* Start Records for the exercise *

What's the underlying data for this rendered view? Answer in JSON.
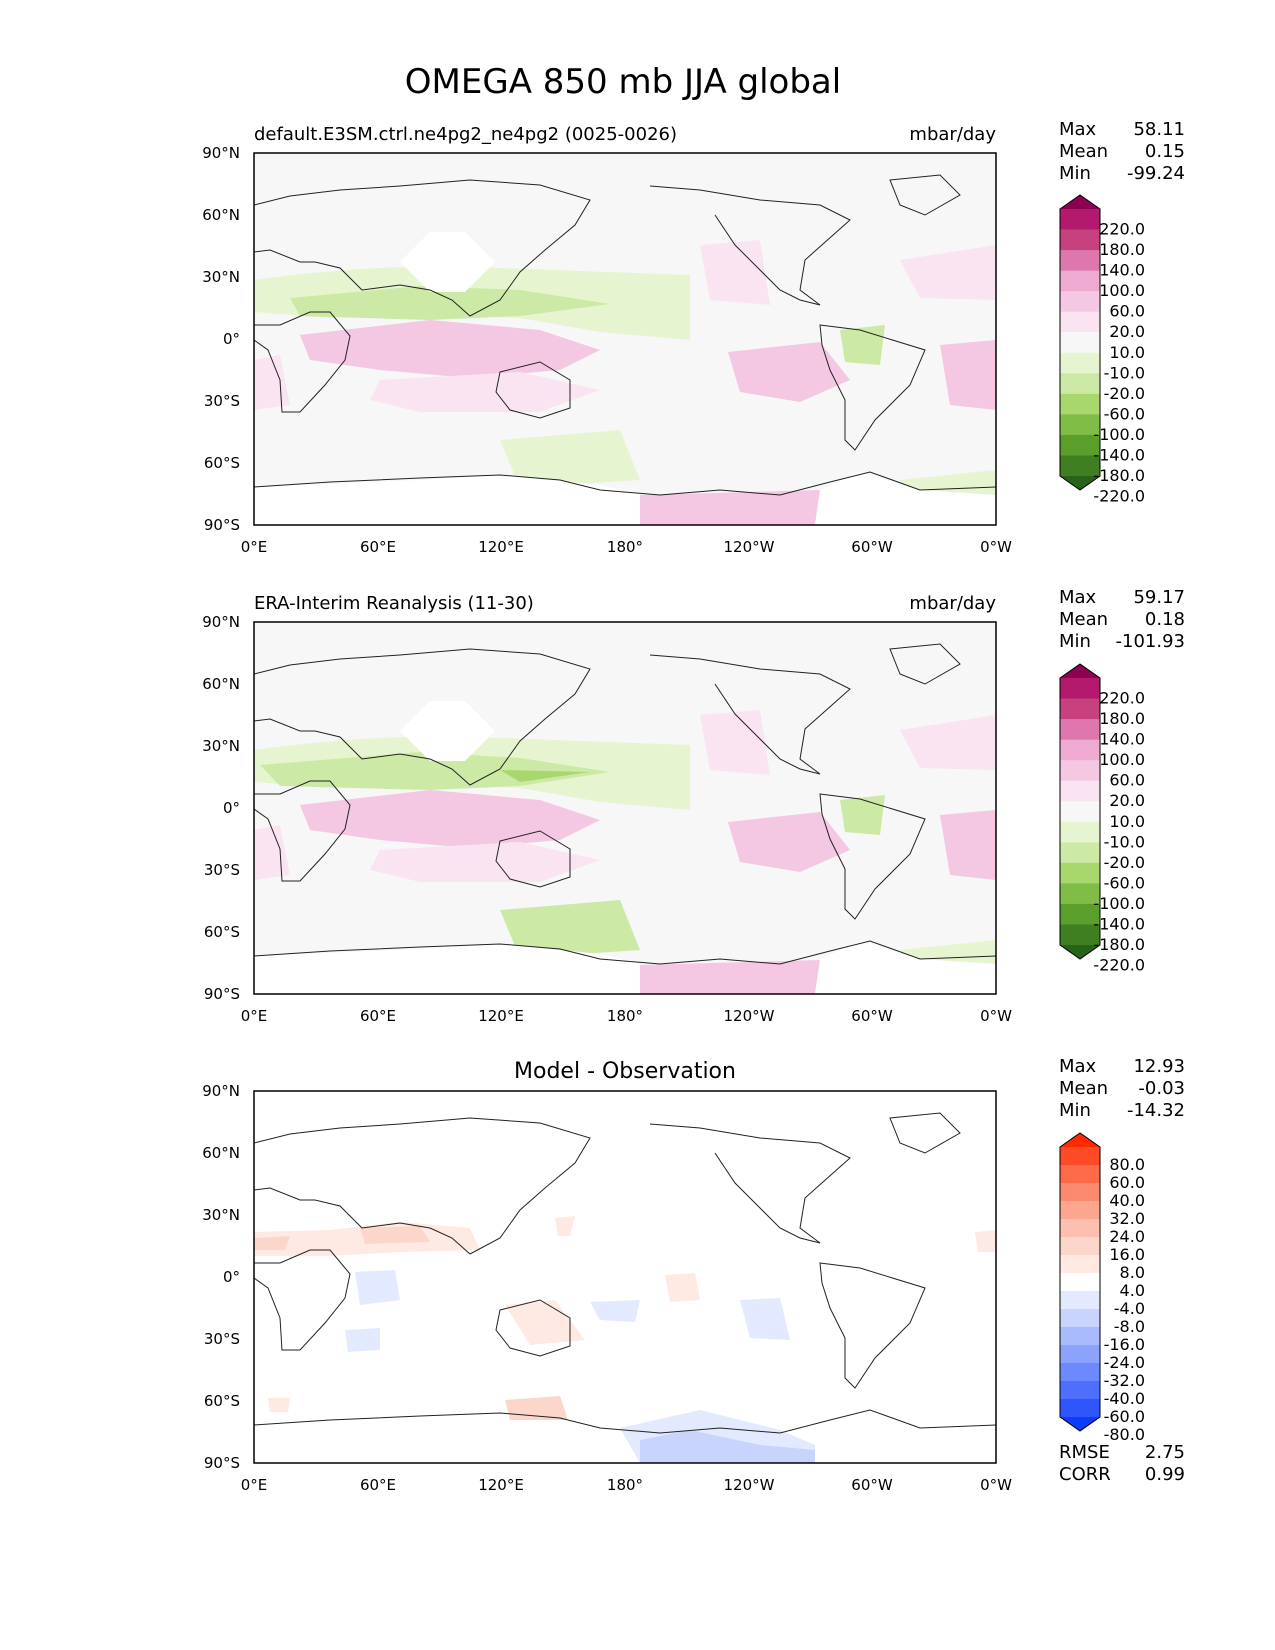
{
  "figure_title": "OMEGA 850 mb JJA global",
  "x_ticks": [
    "0°E",
    "60°E",
    "120°E",
    "180°",
    "120°W",
    "60°W",
    "0°W"
  ],
  "y_ticks": [
    "90°N",
    "60°N",
    "30°N",
    "0°",
    "30°S",
    "60°S",
    "90°S"
  ],
  "stat_labels": {
    "max": "Max",
    "mean": "Mean",
    "min": "Min",
    "rmse": "RMSE",
    "corr": "CORR"
  },
  "panels": [
    {
      "title_left": "default.E3SM.ctrl.ne4pg2_ne4pg2 (0025-0026)",
      "title_center": "",
      "units": "mbar/day",
      "stats": {
        "max": "58.11",
        "mean": "0.15",
        "min": "-99.24"
      },
      "colorbar": {
        "labels": [
          "220.0",
          "180.0",
          "140.0",
          "100.0",
          "60.0",
          "20.0",
          "10.0",
          "-10.0",
          "-20.0",
          "-60.0",
          "-100.0",
          "-140.0",
          "-180.0",
          "-220.0"
        ],
        "colors": [
          "#8e0152",
          "#b3196c",
          "#c7417f",
          "#de77ae",
          "#eeaad0",
          "#f4c7e3",
          "#fbe4f1",
          "#f7f7f7",
          "#e6f5d0",
          "#cde9a6",
          "#a8d76d",
          "#80bd46",
          "#5a9e2c",
          "#3f7f21",
          "#276419"
        ]
      }
    },
    {
      "title_left": "ERA-Interim Reanalysis (11-30)",
      "title_center": "",
      "units": "mbar/day",
      "stats": {
        "max": "59.17",
        "mean": "0.18",
        "min": "-101.93"
      },
      "colorbar": {
        "labels": [
          "220.0",
          "180.0",
          "140.0",
          "100.0",
          "60.0",
          "20.0",
          "10.0",
          "-10.0",
          "-20.0",
          "-60.0",
          "-100.0",
          "-140.0",
          "-180.0",
          "-220.0"
        ],
        "colors": [
          "#8e0152",
          "#b3196c",
          "#c7417f",
          "#de77ae",
          "#eeaad0",
          "#f4c7e3",
          "#fbe4f1",
          "#f7f7f7",
          "#e6f5d0",
          "#cde9a6",
          "#a8d76d",
          "#80bd46",
          "#5a9e2c",
          "#3f7f21",
          "#276419"
        ]
      }
    },
    {
      "title_left": "",
      "title_center": "Model - Observation",
      "units": "",
      "stats": {
        "max": "12.93",
        "mean": "-0.03",
        "min": "-14.32",
        "rmse": "2.75",
        "corr": "0.99"
      },
      "colorbar": {
        "labels": [
          "80.0",
          "60.0",
          "40.0",
          "32.0",
          "24.0",
          "16.0",
          "8.0",
          "4.0",
          "-4.0",
          "-8.0",
          "-16.0",
          "-24.0",
          "-32.0",
          "-40.0",
          "-60.0",
          "-80.0"
        ],
        "colors": [
          "#ff2a00",
          "#fe4b26",
          "#fd6b4b",
          "#fc8a6f",
          "#fca58f",
          "#fcbfb0",
          "#fdd6cb",
          "#fee9e3",
          "#ffffff",
          "#e3e9fe",
          "#c9d4fd",
          "#a9bbfd",
          "#8ca3fd",
          "#6c89fd",
          "#4e6ffc",
          "#2f56fc",
          "#0d3bfb"
        ]
      }
    }
  ]
}
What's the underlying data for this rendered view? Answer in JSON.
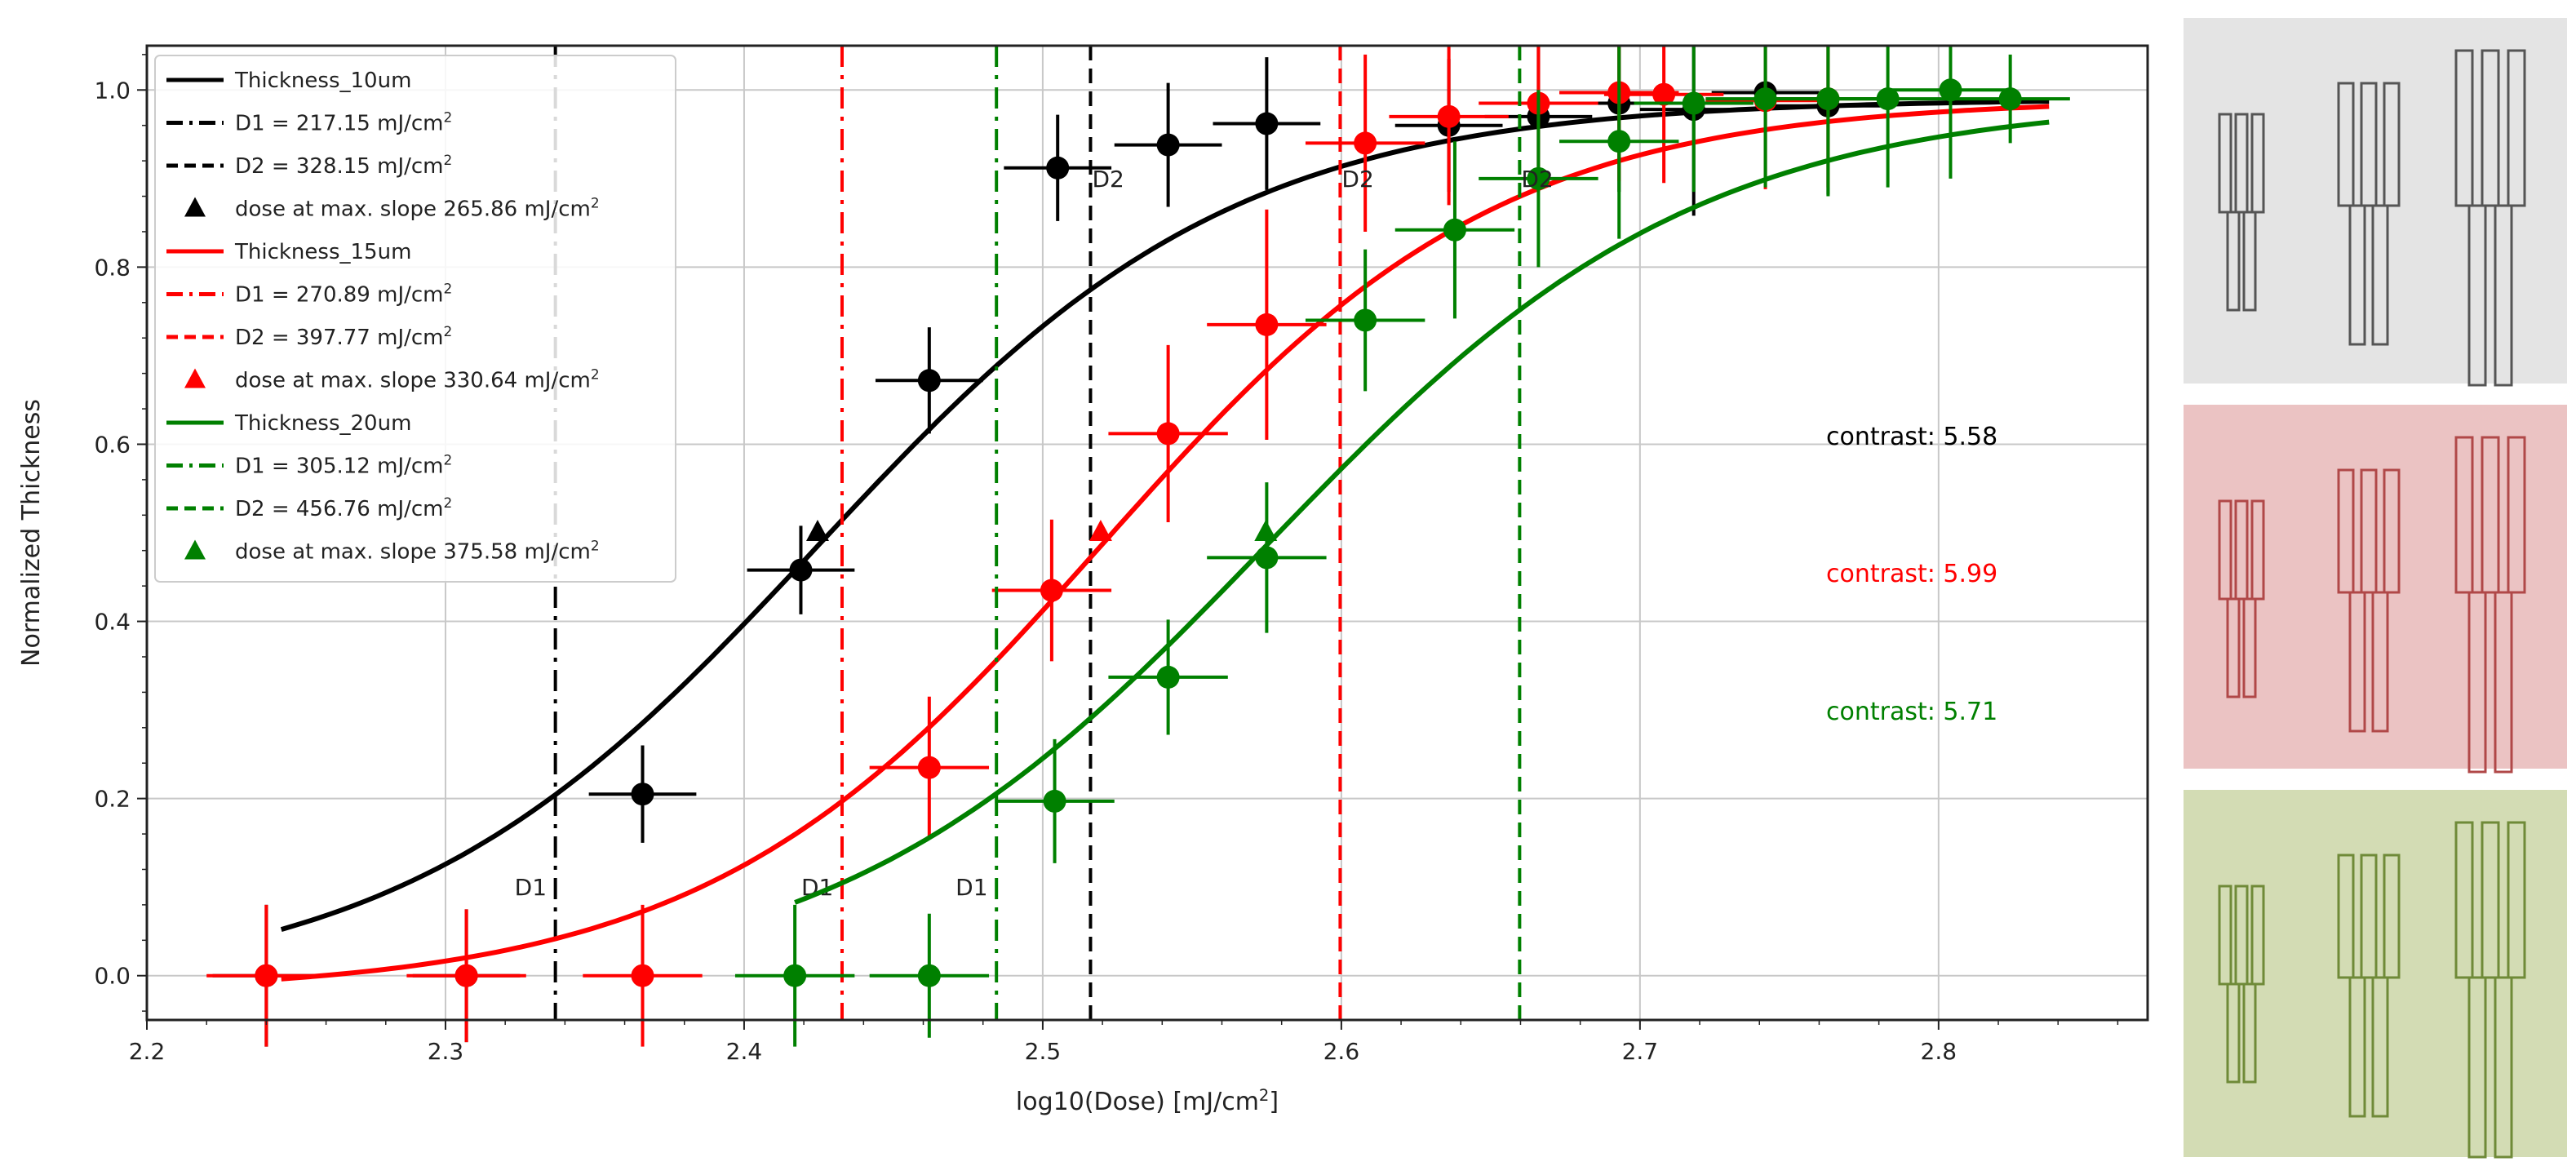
{
  "chart_data": {
    "type": "scatter",
    "xlabel": "log10(Dose) [mJ/cm",
    "xlabel_sup": "2",
    "xlabel_close": "]",
    "ylabel": "Normalized Thickness",
    "xlim": [
      2.2,
      2.87
    ],
    "ylim": [
      -0.05,
      1.05
    ],
    "xticks": [
      "2.2",
      "2.3",
      "2.4",
      "2.5",
      "2.6",
      "2.7",
      "2.8"
    ],
    "yticks": [
      "0.0",
      "0.2",
      "0.4",
      "0.6",
      "0.8",
      "1.0"
    ],
    "grid": true,
    "legend_position": "upper-left",
    "series": [
      {
        "name": "Thickness_10um",
        "color": "#000000",
        "x": [
          2.24,
          2.307,
          2.366,
          2.419,
          2.462,
          2.505,
          2.542,
          2.575,
          2.636,
          2.666,
          2.693,
          2.718,
          2.742,
          2.763
        ],
        "y": [
          0.0,
          0.0,
          0.205,
          0.458,
          0.672,
          0.912,
          0.938,
          0.962,
          0.96,
          0.97,
          0.985,
          0.978,
          0.997,
          0.982
        ],
        "xerr": [
          0.018,
          0.018,
          0.018,
          0.018,
          0.018,
          0.018,
          0.018,
          0.018,
          0.018,
          0.018,
          0.018,
          0.018,
          0.018,
          0.018
        ],
        "yerr": [
          0.08,
          0.075,
          0.055,
          0.05,
          0.06,
          0.06,
          0.07,
          0.075,
          0.075,
          0.08,
          0.1,
          0.12,
          0.1,
          0.1
        ],
        "fit": {
          "x0": 2.4246,
          "k": 6.2,
          "start": 2.245
        },
        "d1_label": "D1 = 217.15 mJ/cm",
        "d2_label": "D2 = 328.15 mJ/cm",
        "slope_label": "dose at max. slope 265.86 mJ/cm",
        "d1": 2.3368,
        "d2": 2.516,
        "max_slope": [
          2.4246,
          0.5
        ],
        "contrast_label": "contrast:",
        "contrast_value": "5.58"
      },
      {
        "name": "Thickness_15um",
        "color": "#ff0000",
        "x": [
          2.24,
          2.307,
          2.366,
          2.462,
          2.503,
          2.542,
          2.575,
          2.608,
          2.636,
          2.666,
          2.693,
          2.708,
          2.742,
          2.763
        ],
        "y": [
          0.0,
          0.0,
          0.0,
          0.235,
          0.435,
          0.612,
          0.735,
          0.94,
          0.97,
          0.985,
          0.997,
          0.995,
          0.988,
          0.99
        ],
        "xerr": [
          0.02,
          0.02,
          0.02,
          0.02,
          0.02,
          0.02,
          0.02,
          0.02,
          0.02,
          0.02,
          0.02,
          0.02,
          0.02,
          0.02
        ],
        "yerr": [
          0.08,
          0.075,
          0.08,
          0.08,
          0.08,
          0.1,
          0.13,
          0.1,
          0.1,
          0.1,
          0.1,
          0.1,
          0.1,
          0.1
        ],
        "fit": {
          "x0": 2.5194,
          "k": 6.5,
          "start": 2.245
        },
        "d1_label": "D1 = 270.89 mJ/cm",
        "d2_label": "D2 = 397.77 mJ/cm",
        "slope_label": "dose at max. slope 330.64 mJ/cm",
        "d1": 2.4328,
        "d2": 2.5996,
        "max_slope": [
          2.5194,
          0.5
        ],
        "contrast_label": "contrast:",
        "contrast_value": "5.99"
      },
      {
        "name": "Thickness_20um",
        "color": "#008000",
        "x": [
          2.417,
          2.462,
          2.504,
          2.542,
          2.575,
          2.608,
          2.638,
          2.666,
          2.693,
          2.718,
          2.742,
          2.763,
          2.783,
          2.804,
          2.824
        ],
        "y": [
          0.0,
          0.0,
          0.197,
          0.337,
          0.472,
          0.74,
          0.842,
          0.9,
          0.942,
          0.985,
          0.99,
          0.99,
          0.99,
          1.0,
          0.99
        ],
        "xerr": [
          0.02,
          0.02,
          0.02,
          0.02,
          0.02,
          0.02,
          0.02,
          0.02,
          0.02,
          0.02,
          0.02,
          0.02,
          0.02,
          0.02,
          0.02
        ],
        "yerr": [
          0.08,
          0.07,
          0.07,
          0.065,
          0.085,
          0.08,
          0.1,
          0.1,
          0.11,
          0.1,
          0.1,
          0.11,
          0.1,
          0.1,
          0.05
        ],
        "fit": {
          "x0": 2.5747,
          "k": 6.0,
          "start": 2.417
        },
        "d1_label": "D1 = 305.12 mJ/cm",
        "d2_label": "D2 = 456.76 mJ/cm",
        "slope_label": "dose at max. slope 375.58 mJ/cm",
        "d1": 2.4845,
        "d2": 2.6597,
        "max_slope": [
          2.5747,
          0.5
        ],
        "contrast_label": "contrast:",
        "contrast_value": "5.71"
      }
    ],
    "unit_sup": "2",
    "line_markers": {
      "d1": "D1",
      "d2": "D2"
    }
  },
  "side_images": [
    {
      "tint": "#e4e4e4",
      "stroke": "#555555"
    },
    {
      "tint": "#ebc3c3",
      "stroke": "#b04848"
    },
    {
      "tint": "#d3dcb4",
      "stroke": "#6f8a38"
    }
  ]
}
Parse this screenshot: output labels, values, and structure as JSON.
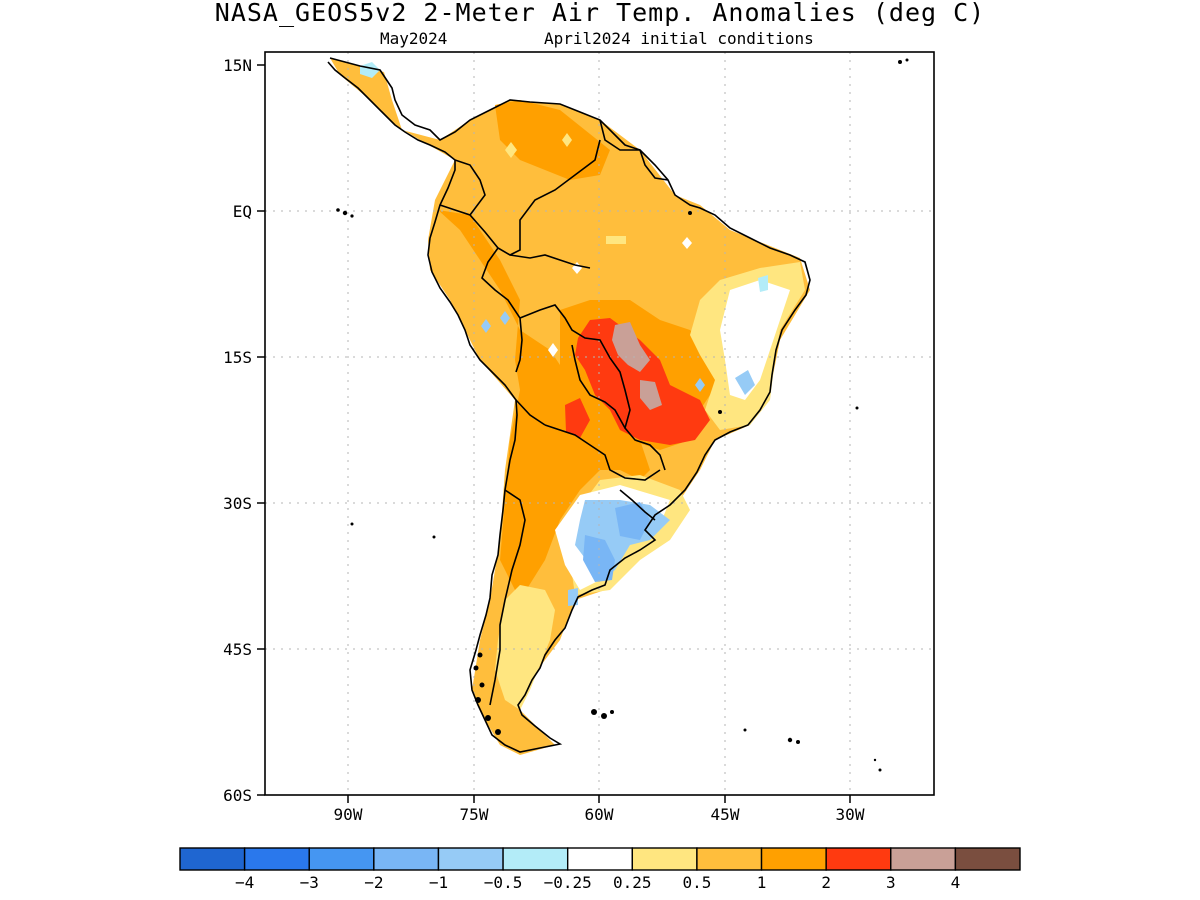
{
  "title": "NASA_GEOS5v2 2-Meter Air Temp. Anomalies (deg C)",
  "subtitle_left": "May2024",
  "subtitle_right": "April2024 initial conditions",
  "lat_labels": [
    "15N",
    "EQ",
    "15S",
    "30S",
    "45S",
    "60S"
  ],
  "lon_labels": [
    "90W",
    "75W",
    "60W",
    "45W",
    "30W"
  ],
  "colorbar": {
    "colors": [
      "#1f66d1",
      "#2a78ec",
      "#4596f2",
      "#79b6f5",
      "#96cbf6",
      "#b3ecf8",
      "#ffffff",
      "#ffe680",
      "#ffbe3c",
      "#ffa000",
      "#ff3a10",
      "#c9a097",
      "#7a4e3f"
    ],
    "labels": [
      "-4",
      "-3",
      "-2",
      "-1",
      "-0.5",
      "-0.25",
      "0.25",
      "0.5",
      "1",
      "2",
      "3",
      "4"
    ]
  },
  "map_colors": {
    "warm_light": "#ffe680",
    "warm": "#ffbe3c",
    "warm_strong": "#ffa000",
    "hot": "#ff3a10",
    "very_hot": "#c9a097",
    "cool_light": "#b3ecf8",
    "cool": "#96cbf6",
    "cool_mid": "#79b6f5",
    "land_outline": "#000000"
  }
}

* End Records for the exercise *

● **Task description**:
Check each line of the records above for the string "name", and report every line that has it.

● **Response for this exercise**:
        "name": "Thickness_10um",
        "name": "Thickness_15um",
        "name": "Thickness_20um",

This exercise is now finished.